__Extracted information__:
++++++++

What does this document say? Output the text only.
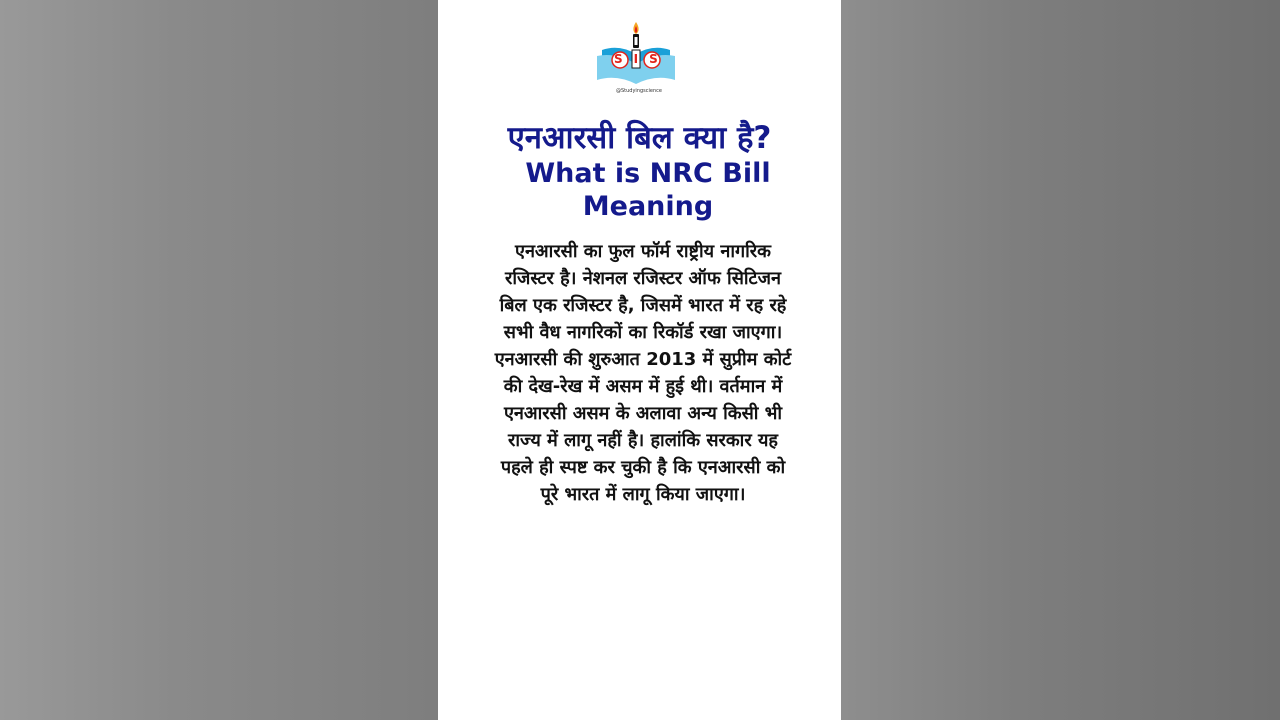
SIS
@Studyingscience
एनआरसी बिल क्या है?
What is NRC Bill Meaning
एनआरसी का फुल फॉर्म राष्ट्रीय नागरिक रजिस्टर है। नेशनल रजिस्टर ऑफ सिटिजन बिल एक रजिस्टर है, जिसमें भारत में रह रहे सभी वैध नागरिकों का रिकॉर्ड रखा जाएगा। एनआरसी की शुरुआत 2013 में सुप्रीम कोर्ट की देख-रेख में असम में हुई थी। वर्तमान में एनआरसी असम के अलावा अन्य किसी भी राज्य में लागू नहीं है। हालांकि सरकार यह पहले ही स्पष्ट कर चुकी है कि एनआरसी को पूरे भारत में लागू किया जाएगा।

++++++++

__What the task asks__: Strip out the pictures and quote the remaining data word for word.

__Written reply__:
What does this document say? Output the text only.
SIS
@Studyingscience
एनआरसी बिल क्या है?
What is NRC Bill Meaning
एनआरसी का फुल फॉर्म राष्ट्रीय नागरिक रजिस्टर है। नेशनल रजिस्टर ऑफ सिटिजन बिल एक रजिस्टर है, जिसमें भारत में रह रहे सभी वैध नागरिकों का रिकॉर्ड रखा जाएगा। एनआरसी की शुरुआत 2013 में सुप्रीम कोर्ट की देख-रेख में असम में हुई थी। वर्तमान में एनआरसी असम के अलावा अन्य किसी भी राज्य में लागू नहीं है। हालांकि सरकार यह पहले ही स्पष्ट कर चुकी है कि एनआरसी को पूरे भारत में लागू किया जाएगा।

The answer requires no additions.